Excerpt provided:
*** Welcome to piglix ***

Mangamahu

Mangamahu
Hamlet
Mangamahu is located in New Zealand
Mangamahu
Mangamahu
Coordinates: 39°49′0″S 175°22′0″E / 39.81667°S 175.36667°E / -39.81667; 175.36667Coordinates: 39°49′0″S 175°22′0″E / 39.81667°S 175.36667°E / -39.81667; 175.36667
Country  New Zealand
Region Manawatu-Wanganui
Territorial authority Rangitikei District
Meshblock Pohonui-Porewa

Mangamahu is a hill-country farming and forestry community in the middle reaches of the Whangaehu River valley, in the Rangitikei District of Manawatu-Wanganui, New Zealand. It is centred on the village of Mangamahu, which is situated on river flats where the Mangamahu stream flows into the Whangaehu river. Mangamahu has a primary school (5 - 10 children) which has been open since 1894 and a War Memorial hall built in 1952.

The old hotel that was built in 1891 and closed in 1974 while the general store built in 1885 were closed in the late sixties. This was due to a decline in the wool and meat trades in the 1970s and improved roads meaning greater ease of travel. Some of the farms in the district have now being converted to pine plantations.

The Mangamahu river flats were formed by huge mud slides or "lahars" (c. 1200 and 1520 AD) flowing down the Whangaehu river from the crater lake of Mount Ruapehu.

Listed entries:
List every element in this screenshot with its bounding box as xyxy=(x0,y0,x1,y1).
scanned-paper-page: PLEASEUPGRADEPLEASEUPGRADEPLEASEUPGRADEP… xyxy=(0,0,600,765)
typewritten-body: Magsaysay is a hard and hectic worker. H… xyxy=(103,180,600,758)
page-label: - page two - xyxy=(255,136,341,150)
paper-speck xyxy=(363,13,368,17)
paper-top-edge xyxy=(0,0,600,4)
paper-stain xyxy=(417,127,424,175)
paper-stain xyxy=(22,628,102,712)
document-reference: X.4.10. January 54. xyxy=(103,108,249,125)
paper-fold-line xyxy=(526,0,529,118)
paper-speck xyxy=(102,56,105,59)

Task goal: Copy the text on Mangamahu in full, word for word. The data that comes after the text on Mangamahu is separate material.

Exercise solution:
*** Welcome to piglix ***

Mangamahu

Mangamahu
Hamlet
Mangamahu is located in New Zealand
Mangamahu
Mangamahu
Coordinates: 39°49′0″S 175°22′0″E / 39.81667°S 175.36667°E / -39.81667; 175.36667Coordinates: 39°49′0″S 175°22′0″E / 39.81667°S 175.36667°E / -39.81667; 175.36667
Country  New Zealand
Region Manawatu-Wanganui
Territorial authority Rangitikei District
Meshblock Pohonui-Porewa

Mangamahu is a hill-country farming and forestry community in the middle reaches of the Whangaehu River valley, in the Rangitikei District of Manawatu-Wanganui, New Zealand. It is centred on the village of Mangamahu, which is situated on river flats where the Mangamahu stream flows into the Whangaehu river. Mangamahu has a primary school (5 - 10 children) which has been open since 1894 and a War Memorial hall built in 1952.

The old hotel that was built in 1891 and closed in 1974 while the general store built in 1885 were closed in the late sixties. This was due to a decline in the wool and meat trades in the 1970s and improved roads meaning greater ease of travel. Some of the farms in the district have now being converted to pine plantations.

The Mangamahu river flats were formed by huge mud slides or "lahars" (c. 1200 and 1520 AD) flowing down the Whangaehu river from the crater lake of Mount Ruapehu.